**Brief:** Output each entry that follows exactly. Images stay out.

* start Material to process *

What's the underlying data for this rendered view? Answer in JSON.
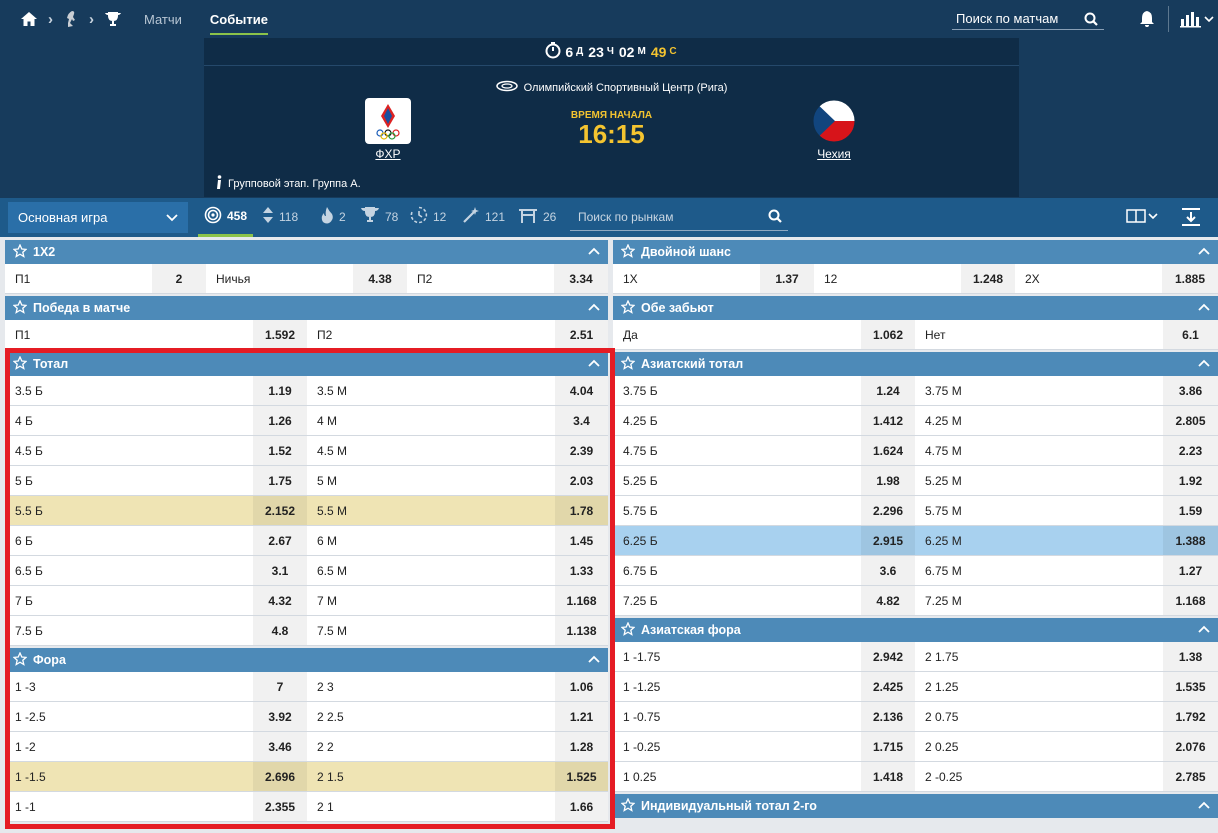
{
  "header": {
    "nav": {
      "matches": "Матчи",
      "event": "Событие"
    },
    "search_placeholder": "Поиск по матчам"
  },
  "event": {
    "timer": {
      "days": "6",
      "d_unit": "Д",
      "hours": "23",
      "h_unit": "Ч",
      "minutes": "02",
      "m_unit": "М",
      "seconds": "49",
      "s_unit": "С"
    },
    "venue": "Олимпийский Спортивный Центр (Рига)",
    "team1": "ФХР",
    "team2": "Чехия",
    "start_label": "ВРЕМЯ НАЧАЛА",
    "start_time": "16:15",
    "stage": "Групповой этап. Группа А."
  },
  "toolbar": {
    "game_select": "Основная игра",
    "tabs": [
      {
        "icon": "target-icon",
        "count": "458"
      },
      {
        "icon": "updown-icon",
        "count": "118"
      },
      {
        "icon": "fire-icon",
        "count": "2"
      },
      {
        "icon": "trophy-icon",
        "count": "78"
      },
      {
        "icon": "clock-icon",
        "count": "12"
      },
      {
        "icon": "wand-icon",
        "count": "121"
      },
      {
        "icon": "gate-icon",
        "count": "26"
      }
    ],
    "market_search_placeholder": "Поиск по рынкам"
  },
  "colors": {
    "accent": "#8bc34a",
    "header_bg": "#173b5c",
    "market_head": "#4d8ab8",
    "highlight": "#efe4b4",
    "selected": "#a8d1ef",
    "outline": "#e51c24",
    "timer_accent": "#f4c430"
  },
  "left": {
    "m1x2": {
      "title": "1X2",
      "rows": [
        [
          "П1",
          "2",
          "Ничья",
          "4.38",
          "П2",
          "3.34"
        ]
      ]
    },
    "win": {
      "title": "Победа в матче",
      "rows": [
        [
          "П1",
          "1.592",
          "П2",
          "2.51"
        ]
      ]
    },
    "total": {
      "title": "Тотал",
      "rows": [
        [
          "3.5 Б",
          "1.19",
          "3.5 М",
          "4.04"
        ],
        [
          "4 Б",
          "1.26",
          "4 М",
          "3.4"
        ],
        [
          "4.5 Б",
          "1.52",
          "4.5 М",
          "2.39"
        ],
        [
          "5 Б",
          "1.75",
          "5 М",
          "2.03"
        ],
        [
          "5.5 Б",
          "2.152",
          "5.5 М",
          "1.78"
        ],
        [
          "6 Б",
          "2.67",
          "6 М",
          "1.45"
        ],
        [
          "6.5 Б",
          "3.1",
          "6.5 М",
          "1.33"
        ],
        [
          "7 Б",
          "4.32",
          "7 М",
          "1.168"
        ],
        [
          "7.5 Б",
          "4.8",
          "7.5 М",
          "1.138"
        ]
      ]
    },
    "handicap": {
      "title": "Фора",
      "rows": [
        [
          "1 -3",
          "7",
          "2 3",
          "1.06"
        ],
        [
          "1 -2.5",
          "3.92",
          "2 2.5",
          "1.21"
        ],
        [
          "1 -2",
          "3.46",
          "2 2",
          "1.28"
        ],
        [
          "1 -1.5",
          "2.696",
          "2 1.5",
          "1.525"
        ],
        [
          "1 -1",
          "2.355",
          "2 1",
          "1.66"
        ]
      ]
    }
  },
  "right": {
    "double": {
      "title": "Двойной шанс",
      "rows": [
        [
          "1X",
          "1.37",
          "12",
          "1.248",
          "2X",
          "1.885"
        ]
      ]
    },
    "btts": {
      "title": "Обе забьют",
      "rows": [
        [
          "Да",
          "1.062",
          "Нет",
          "6.1"
        ]
      ]
    },
    "asian_total": {
      "title": "Азиатский тотал",
      "rows": [
        [
          "3.75 Б",
          "1.24",
          "3.75 М",
          "3.86"
        ],
        [
          "4.25 Б",
          "1.412",
          "4.25 М",
          "2.805"
        ],
        [
          "4.75 Б",
          "1.624",
          "4.75 М",
          "2.23"
        ],
        [
          "5.25 Б",
          "1.98",
          "5.25 М",
          "1.92"
        ],
        [
          "5.75 Б",
          "2.296",
          "5.75 М",
          "1.59"
        ],
        [
          "6.25 Б",
          "2.915",
          "6.25 М",
          "1.388"
        ],
        [
          "6.75 Б",
          "3.6",
          "6.75 М",
          "1.27"
        ],
        [
          "7.25 Б",
          "4.82",
          "7.25 М",
          "1.168"
        ]
      ]
    },
    "asian_handicap": {
      "title": "Азиатская фора",
      "rows": [
        [
          "1 -1.75",
          "2.942",
          "2 1.75",
          "1.38"
        ],
        [
          "1 -1.25",
          "2.425",
          "2 1.25",
          "1.535"
        ],
        [
          "1 -0.75",
          "2.136",
          "2 0.75",
          "1.792"
        ],
        [
          "1 -0.25",
          "1.715",
          "2 0.25",
          "2.076"
        ],
        [
          "1 0.25",
          "1.418",
          "2 -0.25",
          "2.785"
        ]
      ]
    },
    "ind_total": {
      "title": "Индивидуальный тотал 2-го"
    }
  }
}
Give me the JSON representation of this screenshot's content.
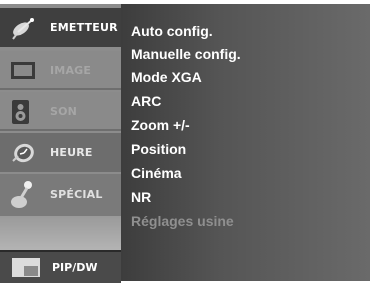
{
  "sidebar": {
    "items": [
      {
        "label": "EMETTEUR",
        "icon": "satellite-dish-icon",
        "state": "active"
      },
      {
        "label": "IMAGE",
        "icon": "monitor-icon",
        "state": "dim"
      },
      {
        "label": "SON",
        "icon": "speaker-icon",
        "state": "dim"
      },
      {
        "label": "HEURE",
        "icon": "clock-icon",
        "state": "normal"
      },
      {
        "label": "SPÉCIAL",
        "icon": "joystick-icon",
        "state": "normal"
      }
    ],
    "pip": {
      "label": "PIP/DW",
      "icon": "pip-icon"
    }
  },
  "menu": {
    "options": [
      {
        "label": "Auto config.",
        "state": "enabled"
      },
      {
        "label": "Manuelle config.",
        "state": "enabled"
      },
      {
        "label": "Mode XGA",
        "state": "enabled"
      },
      {
        "label": "ARC",
        "state": "enabled"
      },
      {
        "label": "Zoom +/-",
        "state": "enabled"
      },
      {
        "label": "Position",
        "state": "enabled"
      },
      {
        "label": "Cinéma",
        "state": "enabled"
      },
      {
        "label": "NR",
        "state": "enabled"
      },
      {
        "label": "Réglages usine",
        "state": "disabled"
      }
    ]
  }
}
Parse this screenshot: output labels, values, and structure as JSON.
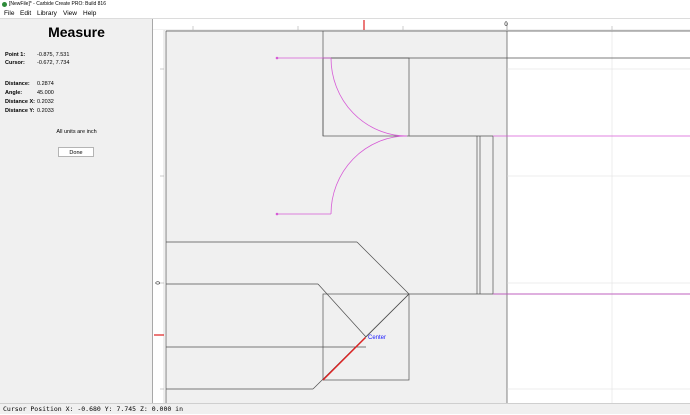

* end Material to process *

**Answer to this task:**
What's the underlying data for this rendered view? Answer in JSON.
{
  "header": {
    "nav": {
      "matches": "Матчи",
      "event": "Событие"
    },
    "search_placeholder": "Поиск по матчам"
  },
  "event": {
    "timer": {
      "days": "6",
      "d_unit": "Д",
      "hours": "23",
      "h_unit": "Ч",
      "minutes": "02",
      "m_unit": "М",
      "seconds": "49",
      "s_unit": "С"
    },
    "venue": "Олимпийский Спортивный Центр (Рига)",
    "team1": "ФХР",
    "team2": "Чехия",
    "start_label": "ВРЕМЯ НАЧАЛА",
    "start_time": "16:15",
    "stage": "Групповой этап. Группа А."
  },
  "toolbar": {
    "game_select": "Основная игра",
    "tabs": [
      {
        "icon": "target-icon",
        "count": "458"
      },
      {
        "icon": "updown-icon",
        "count": "118"
      },
      {
        "icon": "fire-icon",
        "count": "2"
      },
      {
        "icon": "trophy-icon",
        "count": "78"
      },
      {
        "icon": "clock-icon",
        "count": "12"
      },
      {
        "icon": "wand-icon",
        "count": "121"
      },
      {
        "icon": "gate-icon",
        "count": "26"
      }
    ],
    "market_search_placeholder": "Поиск по рынкам"
  },
  "colors": {
    "accent": "#8bc34a",
    "header_bg": "#173b5c",
    "market_head": "#4d8ab8",
    "highlight": "#efe4b4",
    "selected": "#a8d1ef",
    "outline": "#e51c24",
    "timer_accent": "#f4c430"
  },
  "left": {
    "m1x2": {
      "title": "1X2",
      "rows": [
        [
          "П1",
          "2",
          "Ничья",
          "4.38",
          "П2",
          "3.34"
        ]
      ]
    },
    "win": {
      "title": "Победа в матче",
      "rows": [
        [
          "П1",
          "1.592",
          "П2",
          "2.51"
        ]
      ]
    },
    "total": {
      "title": "Тотал",
      "rows": [
        [
          "3.5 Б",
          "1.19",
          "3.5 М",
          "4.04"
        ],
        [
          "4 Б",
          "1.26",
          "4 М",
          "3.4"
        ],
        [
          "4.5 Б",
          "1.52",
          "4.5 М",
          "2.39"
        ],
        [
          "5 Б",
          "1.75",
          "5 М",
          "2.03"
        ],
        [
          "5.5 Б",
          "2.152",
          "5.5 М",
          "1.78"
        ],
        [
          "6 Б",
          "2.67",
          "6 М",
          "1.45"
        ],
        [
          "6.5 Б",
          "3.1",
          "6.5 М",
          "1.33"
        ],
        [
          "7 Б",
          "4.32",
          "7 М",
          "1.168"
        ],
        [
          "7.5 Б",
          "4.8",
          "7.5 М",
          "1.138"
        ]
      ]
    },
    "handicap": {
      "title": "Фора",
      "rows": [
        [
          "1 -3",
          "7",
          "2 3",
          "1.06"
        ],
        [
          "1 -2.5",
          "3.92",
          "2 2.5",
          "1.21"
        ],
        [
          "1 -2",
          "3.46",
          "2 2",
          "1.28"
        ],
        [
          "1 -1.5",
          "2.696",
          "2 1.5",
          "1.525"
        ],
        [
          "1 -1",
          "2.355",
          "2 1",
          "1.66"
        ]
      ]
    }
  },
  "right": {
    "double": {
      "title": "Двойной шанс",
      "rows": [
        [
          "1X",
          "1.37",
          "12",
          "1.248",
          "2X",
          "1.885"
        ]
      ]
    },
    "btts": {
      "title": "Обе забьют",
      "rows": [
        [
          "Да",
          "1.062",
          "Нет",
          "6.1"
        ]
      ]
    },
    "asian_total": {
      "title": "Азиатский тотал",
      "rows": [
        [
          "3.75 Б",
          "1.24",
          "3.75 М",
          "3.86"
        ],
        [
          "4.25 Б",
          "1.412",
          "4.25 М",
          "2.805"
        ],
        [
          "4.75 Б",
          "1.624",
          "4.75 М",
          "2.23"
        ],
        [
          "5.25 Б",
          "1.98",
          "5.25 М",
          "1.92"
        ],
        [
          "5.75 Б",
          "2.296",
          "5.75 М",
          "1.59"
        ],
        [
          "6.25 Б",
          "2.915",
          "6.25 М",
          "1.388"
        ],
        [
          "6.75 Б",
          "3.6",
          "6.75 М",
          "1.27"
        ],
        [
          "7.25 Б",
          "4.82",
          "7.25 М",
          "1.168"
        ]
      ]
    },
    "asian_handicap": {
      "title": "Азиатская фора",
      "rows": [
        [
          "1 -1.75",
          "2.942",
          "2 1.75",
          "1.38"
        ],
        [
          "1 -1.25",
          "2.425",
          "2 1.25",
          "1.535"
        ],
        [
          "1 -0.75",
          "2.136",
          "2 0.75",
          "1.792"
        ],
        [
          "1 -0.25",
          "1.715",
          "2 0.25",
          "2.076"
        ],
        [
          "1 0.25",
          "1.418",
          "2 -0.25",
          "2.785"
        ]
      ]
    },
    "ind_total": {
      "title": "Индивидуальный тотал 2-го"
    }
  }
}
Give me the JSON representation of this screenshot's content.
{
  "sidebar": {
    "items": [
      {
        "label": "EMETTEUR",
        "icon": "satellite-dish-icon",
        "state": "active"
      },
      {
        "label": "IMAGE",
        "icon": "monitor-icon",
        "state": "dim"
      },
      {
        "label": "SON",
        "icon": "speaker-icon",
        "state": "dim"
      },
      {
        "label": "HEURE",
        "icon": "clock-icon",
        "state": "normal"
      },
      {
        "label": "SPÉCIAL",
        "icon": "joystick-icon",
        "state": "normal"
      }
    ],
    "pip": {
      "label": "PIP/DW",
      "icon": "pip-icon"
    }
  },
  "menu": {
    "options": [
      {
        "label": "Auto config.",
        "state": "enabled"
      },
      {
        "label": "Manuelle config.",
        "state": "enabled"
      },
      {
        "label": "Mode XGA",
        "state": "enabled"
      },
      {
        "label": "ARC",
        "state": "enabled"
      },
      {
        "label": "Zoom +/-",
        "state": "enabled"
      },
      {
        "label": "Position",
        "state": "enabled"
      },
      {
        "label": "Cinéma",
        "state": "enabled"
      },
      {
        "label": "NR",
        "state": "enabled"
      },
      {
        "label": "Réglages usine",
        "state": "disabled"
      }
    ]
  }
}
Parse this screenshot: output labels, values, and structure as JSON.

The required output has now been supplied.